WHAT IS ASKED -
Wherever the word "SEVIRO" appears in a line, copy that line.

DATASET ROWS -
——

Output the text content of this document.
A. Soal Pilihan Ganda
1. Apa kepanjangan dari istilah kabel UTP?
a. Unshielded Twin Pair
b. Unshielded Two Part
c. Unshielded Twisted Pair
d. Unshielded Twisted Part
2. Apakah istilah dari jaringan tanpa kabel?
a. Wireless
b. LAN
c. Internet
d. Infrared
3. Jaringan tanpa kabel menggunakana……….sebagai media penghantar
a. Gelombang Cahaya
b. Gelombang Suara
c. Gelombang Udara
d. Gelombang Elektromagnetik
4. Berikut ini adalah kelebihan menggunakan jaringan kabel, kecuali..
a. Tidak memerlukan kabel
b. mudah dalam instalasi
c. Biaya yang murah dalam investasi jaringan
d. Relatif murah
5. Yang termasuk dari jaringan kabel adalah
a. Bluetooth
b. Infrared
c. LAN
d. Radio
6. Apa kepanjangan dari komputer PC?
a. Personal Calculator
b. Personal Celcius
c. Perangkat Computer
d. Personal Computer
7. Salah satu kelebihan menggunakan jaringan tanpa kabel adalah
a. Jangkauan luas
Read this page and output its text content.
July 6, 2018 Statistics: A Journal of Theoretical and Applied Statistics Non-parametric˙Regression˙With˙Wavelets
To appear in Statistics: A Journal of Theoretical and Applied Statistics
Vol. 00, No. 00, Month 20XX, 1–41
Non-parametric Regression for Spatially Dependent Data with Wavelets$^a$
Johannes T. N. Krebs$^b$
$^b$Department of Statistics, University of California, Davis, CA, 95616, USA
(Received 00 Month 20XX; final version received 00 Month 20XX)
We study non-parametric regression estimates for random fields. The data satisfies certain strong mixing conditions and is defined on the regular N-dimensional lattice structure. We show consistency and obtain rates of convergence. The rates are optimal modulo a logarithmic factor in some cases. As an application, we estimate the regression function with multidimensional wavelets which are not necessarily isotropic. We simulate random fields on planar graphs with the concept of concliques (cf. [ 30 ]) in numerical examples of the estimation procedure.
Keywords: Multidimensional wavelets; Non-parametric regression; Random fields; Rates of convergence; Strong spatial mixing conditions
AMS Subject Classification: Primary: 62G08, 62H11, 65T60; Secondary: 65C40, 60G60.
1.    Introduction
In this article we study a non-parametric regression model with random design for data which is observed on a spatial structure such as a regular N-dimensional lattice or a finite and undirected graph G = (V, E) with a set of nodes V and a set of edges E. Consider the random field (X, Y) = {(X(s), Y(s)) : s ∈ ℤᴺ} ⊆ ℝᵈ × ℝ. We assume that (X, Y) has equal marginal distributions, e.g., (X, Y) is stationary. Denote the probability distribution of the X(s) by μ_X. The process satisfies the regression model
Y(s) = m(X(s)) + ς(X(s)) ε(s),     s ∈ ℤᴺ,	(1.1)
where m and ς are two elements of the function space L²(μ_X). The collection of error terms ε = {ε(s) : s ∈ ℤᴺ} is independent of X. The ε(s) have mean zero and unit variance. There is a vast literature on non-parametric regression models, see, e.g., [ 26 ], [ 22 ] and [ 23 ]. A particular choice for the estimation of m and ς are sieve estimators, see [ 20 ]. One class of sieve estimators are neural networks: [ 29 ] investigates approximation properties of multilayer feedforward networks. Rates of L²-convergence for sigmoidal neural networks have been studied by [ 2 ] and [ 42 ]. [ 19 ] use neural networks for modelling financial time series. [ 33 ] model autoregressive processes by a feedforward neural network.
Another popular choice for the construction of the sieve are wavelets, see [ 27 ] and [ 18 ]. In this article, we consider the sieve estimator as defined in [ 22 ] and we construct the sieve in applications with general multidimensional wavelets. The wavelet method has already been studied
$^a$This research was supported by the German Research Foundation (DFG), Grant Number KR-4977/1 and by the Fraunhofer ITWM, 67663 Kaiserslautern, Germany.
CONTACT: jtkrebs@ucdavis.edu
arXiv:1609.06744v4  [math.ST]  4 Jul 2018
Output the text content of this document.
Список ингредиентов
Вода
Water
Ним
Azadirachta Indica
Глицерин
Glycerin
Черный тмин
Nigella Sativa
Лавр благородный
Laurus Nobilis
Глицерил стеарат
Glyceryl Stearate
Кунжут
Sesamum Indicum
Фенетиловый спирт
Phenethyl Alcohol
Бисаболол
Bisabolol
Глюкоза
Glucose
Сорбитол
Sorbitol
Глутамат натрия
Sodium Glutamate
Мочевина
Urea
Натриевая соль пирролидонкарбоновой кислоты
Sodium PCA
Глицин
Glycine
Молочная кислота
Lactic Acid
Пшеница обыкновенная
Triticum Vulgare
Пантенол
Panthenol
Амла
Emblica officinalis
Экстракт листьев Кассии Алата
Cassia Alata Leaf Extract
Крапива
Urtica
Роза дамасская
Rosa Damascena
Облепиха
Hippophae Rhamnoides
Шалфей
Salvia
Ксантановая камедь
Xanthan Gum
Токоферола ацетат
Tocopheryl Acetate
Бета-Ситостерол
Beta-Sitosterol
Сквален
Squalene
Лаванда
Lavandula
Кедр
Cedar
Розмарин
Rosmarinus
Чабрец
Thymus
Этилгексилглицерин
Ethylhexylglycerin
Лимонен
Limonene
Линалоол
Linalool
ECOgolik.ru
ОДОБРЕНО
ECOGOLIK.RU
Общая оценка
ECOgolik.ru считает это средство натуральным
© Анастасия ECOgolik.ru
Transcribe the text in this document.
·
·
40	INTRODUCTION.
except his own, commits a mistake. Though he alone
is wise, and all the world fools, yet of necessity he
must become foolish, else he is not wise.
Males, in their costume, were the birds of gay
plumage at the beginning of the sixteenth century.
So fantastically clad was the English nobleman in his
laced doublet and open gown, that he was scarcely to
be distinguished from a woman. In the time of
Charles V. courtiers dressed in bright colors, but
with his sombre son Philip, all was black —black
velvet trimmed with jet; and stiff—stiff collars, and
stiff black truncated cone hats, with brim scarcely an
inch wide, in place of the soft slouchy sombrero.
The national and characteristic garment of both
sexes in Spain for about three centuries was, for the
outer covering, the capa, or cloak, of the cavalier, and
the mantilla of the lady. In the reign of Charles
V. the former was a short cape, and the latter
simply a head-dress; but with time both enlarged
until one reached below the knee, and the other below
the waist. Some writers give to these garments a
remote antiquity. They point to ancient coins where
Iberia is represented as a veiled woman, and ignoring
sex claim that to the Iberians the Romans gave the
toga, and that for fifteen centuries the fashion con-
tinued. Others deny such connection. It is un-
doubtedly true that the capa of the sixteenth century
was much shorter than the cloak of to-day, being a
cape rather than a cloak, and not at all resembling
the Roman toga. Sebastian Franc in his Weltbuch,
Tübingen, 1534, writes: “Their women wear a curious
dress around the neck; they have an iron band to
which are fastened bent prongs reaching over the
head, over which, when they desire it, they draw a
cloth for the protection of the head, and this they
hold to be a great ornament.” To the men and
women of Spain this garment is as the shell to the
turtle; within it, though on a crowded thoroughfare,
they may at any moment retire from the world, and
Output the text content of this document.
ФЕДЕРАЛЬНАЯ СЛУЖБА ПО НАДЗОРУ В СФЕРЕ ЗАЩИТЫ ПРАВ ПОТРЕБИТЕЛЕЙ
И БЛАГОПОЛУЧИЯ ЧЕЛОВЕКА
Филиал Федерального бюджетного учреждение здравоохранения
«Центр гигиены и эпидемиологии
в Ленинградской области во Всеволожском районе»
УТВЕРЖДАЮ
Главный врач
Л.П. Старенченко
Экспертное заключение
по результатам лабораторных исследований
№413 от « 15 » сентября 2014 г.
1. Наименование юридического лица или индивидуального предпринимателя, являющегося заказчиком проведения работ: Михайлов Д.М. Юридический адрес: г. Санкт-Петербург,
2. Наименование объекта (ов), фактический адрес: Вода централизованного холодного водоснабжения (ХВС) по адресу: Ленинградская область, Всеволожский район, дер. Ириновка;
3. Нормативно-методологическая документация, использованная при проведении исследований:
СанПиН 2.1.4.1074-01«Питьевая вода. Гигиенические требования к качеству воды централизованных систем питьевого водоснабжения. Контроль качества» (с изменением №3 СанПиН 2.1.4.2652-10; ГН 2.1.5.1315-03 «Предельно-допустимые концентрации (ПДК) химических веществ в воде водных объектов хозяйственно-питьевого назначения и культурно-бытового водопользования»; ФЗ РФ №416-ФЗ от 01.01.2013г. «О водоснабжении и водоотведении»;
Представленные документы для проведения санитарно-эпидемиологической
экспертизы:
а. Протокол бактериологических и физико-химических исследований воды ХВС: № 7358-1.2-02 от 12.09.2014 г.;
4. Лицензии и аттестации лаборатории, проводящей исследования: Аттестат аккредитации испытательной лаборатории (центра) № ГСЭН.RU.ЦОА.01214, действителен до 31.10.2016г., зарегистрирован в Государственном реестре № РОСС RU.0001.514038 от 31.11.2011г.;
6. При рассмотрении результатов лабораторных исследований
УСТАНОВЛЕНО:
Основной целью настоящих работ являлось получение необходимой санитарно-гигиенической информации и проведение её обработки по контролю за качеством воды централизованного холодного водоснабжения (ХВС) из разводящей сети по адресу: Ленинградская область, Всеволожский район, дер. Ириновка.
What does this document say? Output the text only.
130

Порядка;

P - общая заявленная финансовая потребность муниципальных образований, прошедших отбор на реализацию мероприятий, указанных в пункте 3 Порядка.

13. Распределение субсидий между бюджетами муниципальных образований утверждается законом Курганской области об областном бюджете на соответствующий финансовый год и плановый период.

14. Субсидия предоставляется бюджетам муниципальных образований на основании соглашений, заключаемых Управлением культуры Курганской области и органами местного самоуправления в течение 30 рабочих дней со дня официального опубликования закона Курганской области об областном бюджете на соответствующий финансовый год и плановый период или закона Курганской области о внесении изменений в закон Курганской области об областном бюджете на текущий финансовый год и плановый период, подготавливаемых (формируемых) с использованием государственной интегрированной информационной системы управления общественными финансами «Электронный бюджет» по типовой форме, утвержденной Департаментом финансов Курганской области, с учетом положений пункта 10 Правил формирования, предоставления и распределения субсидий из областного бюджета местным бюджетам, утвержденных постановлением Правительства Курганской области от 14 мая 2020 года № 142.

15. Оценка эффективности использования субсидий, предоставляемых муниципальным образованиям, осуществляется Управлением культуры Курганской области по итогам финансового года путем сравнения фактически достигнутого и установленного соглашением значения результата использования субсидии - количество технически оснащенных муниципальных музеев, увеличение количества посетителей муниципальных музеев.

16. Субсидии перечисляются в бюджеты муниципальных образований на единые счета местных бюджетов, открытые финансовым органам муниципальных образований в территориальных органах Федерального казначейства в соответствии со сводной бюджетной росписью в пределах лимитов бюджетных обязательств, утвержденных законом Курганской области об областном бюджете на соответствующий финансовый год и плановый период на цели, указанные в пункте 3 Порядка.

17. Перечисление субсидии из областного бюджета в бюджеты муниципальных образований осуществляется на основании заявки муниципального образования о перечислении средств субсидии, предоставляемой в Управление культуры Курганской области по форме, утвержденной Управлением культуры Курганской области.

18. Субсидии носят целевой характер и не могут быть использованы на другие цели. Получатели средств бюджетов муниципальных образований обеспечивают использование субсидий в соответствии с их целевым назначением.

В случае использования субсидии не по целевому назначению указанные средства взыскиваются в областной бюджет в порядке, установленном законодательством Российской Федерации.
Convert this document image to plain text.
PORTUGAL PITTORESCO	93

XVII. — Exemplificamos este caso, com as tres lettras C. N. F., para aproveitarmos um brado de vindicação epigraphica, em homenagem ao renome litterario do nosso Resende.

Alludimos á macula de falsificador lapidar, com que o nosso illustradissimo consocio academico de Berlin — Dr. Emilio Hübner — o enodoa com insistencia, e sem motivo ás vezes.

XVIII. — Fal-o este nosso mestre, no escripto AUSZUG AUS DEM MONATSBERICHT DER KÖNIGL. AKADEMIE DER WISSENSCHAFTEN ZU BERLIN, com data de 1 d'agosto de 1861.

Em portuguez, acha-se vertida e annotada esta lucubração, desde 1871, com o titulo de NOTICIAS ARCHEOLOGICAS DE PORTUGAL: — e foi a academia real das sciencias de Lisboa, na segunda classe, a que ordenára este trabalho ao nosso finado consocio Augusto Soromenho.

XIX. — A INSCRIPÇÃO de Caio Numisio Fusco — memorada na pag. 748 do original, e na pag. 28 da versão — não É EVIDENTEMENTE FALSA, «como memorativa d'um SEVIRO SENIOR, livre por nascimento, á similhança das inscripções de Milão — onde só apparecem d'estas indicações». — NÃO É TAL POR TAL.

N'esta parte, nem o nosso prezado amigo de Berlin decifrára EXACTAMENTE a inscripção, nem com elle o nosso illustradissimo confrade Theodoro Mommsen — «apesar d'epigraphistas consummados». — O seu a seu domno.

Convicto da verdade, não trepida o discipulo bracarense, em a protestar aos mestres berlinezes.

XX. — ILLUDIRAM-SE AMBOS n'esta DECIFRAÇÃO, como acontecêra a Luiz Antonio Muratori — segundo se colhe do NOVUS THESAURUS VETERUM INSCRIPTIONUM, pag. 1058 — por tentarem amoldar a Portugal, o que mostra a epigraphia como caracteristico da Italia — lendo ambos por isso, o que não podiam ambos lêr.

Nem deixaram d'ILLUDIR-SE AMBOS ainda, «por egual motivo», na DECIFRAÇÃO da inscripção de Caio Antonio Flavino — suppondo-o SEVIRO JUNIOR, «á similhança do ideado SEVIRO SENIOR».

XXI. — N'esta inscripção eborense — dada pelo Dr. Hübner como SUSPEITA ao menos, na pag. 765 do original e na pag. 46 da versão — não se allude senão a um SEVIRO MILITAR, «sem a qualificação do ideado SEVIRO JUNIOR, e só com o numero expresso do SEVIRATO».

——

THE RESPONSE -
XIX. — A INSCRIPÇÃO de Caio Numisio Fusco — memorada na pag. 748 do original, e na pag. 28 da versão — não É EVIDENTEMENTE FALSA, «como memorativa d'um SEVIRO SENIOR, livre por nascimento, á similhança das inscripções de Milão — onde só apparecem d'estas indicações». — NÃO É TAL POR TAL.
Nem deixaram d'ILLUDIR-SE AMBOS ainda, «por egual motivo», na DECIFRAÇÃO da inscripção de Caio Antonio Flavino — suppondo-o SEVIRO JUNIOR, «á similhança do ideado SEVIRO SENIOR».
XXI. — N'esta inscripção eborense — dada pelo Dr. Hübner como SUSPEITA ao menos, na pag. 765 do original e na pag. 46 da versão — não se allude senão a um SEVIRO MILITAR, «sem a qualificação do ideado SEVIRO JUNIOR, e só com o numero expresso do SEVIRATO».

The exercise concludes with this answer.